### GOAL
Restate every line of the material, word for word.
----
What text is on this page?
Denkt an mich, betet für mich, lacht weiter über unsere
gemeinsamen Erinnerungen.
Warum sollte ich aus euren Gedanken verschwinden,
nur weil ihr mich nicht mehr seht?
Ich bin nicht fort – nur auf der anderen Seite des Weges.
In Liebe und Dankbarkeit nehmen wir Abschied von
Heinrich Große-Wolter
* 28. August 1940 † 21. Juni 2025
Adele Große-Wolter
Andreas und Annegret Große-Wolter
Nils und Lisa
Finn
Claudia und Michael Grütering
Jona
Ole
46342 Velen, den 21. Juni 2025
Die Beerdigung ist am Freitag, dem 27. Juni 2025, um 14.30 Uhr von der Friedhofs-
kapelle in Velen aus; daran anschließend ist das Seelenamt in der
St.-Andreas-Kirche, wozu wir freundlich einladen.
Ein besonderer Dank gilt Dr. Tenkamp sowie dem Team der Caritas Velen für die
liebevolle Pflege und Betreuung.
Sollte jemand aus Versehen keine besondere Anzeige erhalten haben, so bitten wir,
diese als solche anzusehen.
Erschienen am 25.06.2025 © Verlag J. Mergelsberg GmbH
----
### RESULT
What text is on this page?
Denkt an mich, betet für mich, lacht weiter über unsere
gemeinsamen Erinnerungen.
Warum sollte ich aus euren Gedanken verschwinden,
nur weil ihr mich nicht mehr seht?
Ich bin nicht fort – nur auf der anderen Seite des Weges.
In Liebe und Dankbarkeit nehmen wir Abschied von
Heinrich Große-Wolter
* 28. August 1940 † 21. Juni 2025
Adele Große-Wolter
Andreas und Annegret Große-Wolter
Nils und Lisa
Finn
Claudia und Michael Grütering
Jona
Ole
46342 Velen, den 21. Juni 2025
Die Beerdigung ist am Freitag, dem 27. Juni 2025, um 14.30 Uhr von der Friedhofs-
kapelle in Velen aus; daran anschließend ist das Seelenamt in der
St.-Andreas-Kirche, wozu wir freundlich einladen.
Ein besonderer Dank gilt Dr. Tenkamp sowie dem Team der Caritas Velen für die
liebevolle Pflege und Betreuung.
Sollte jemand aus Versehen keine besondere Anzeige erhalten haben, so bitten wir,
diese als solche anzusehen.
Erschienen am 25.06.2025 © Verlag J. Mergelsberg GmbH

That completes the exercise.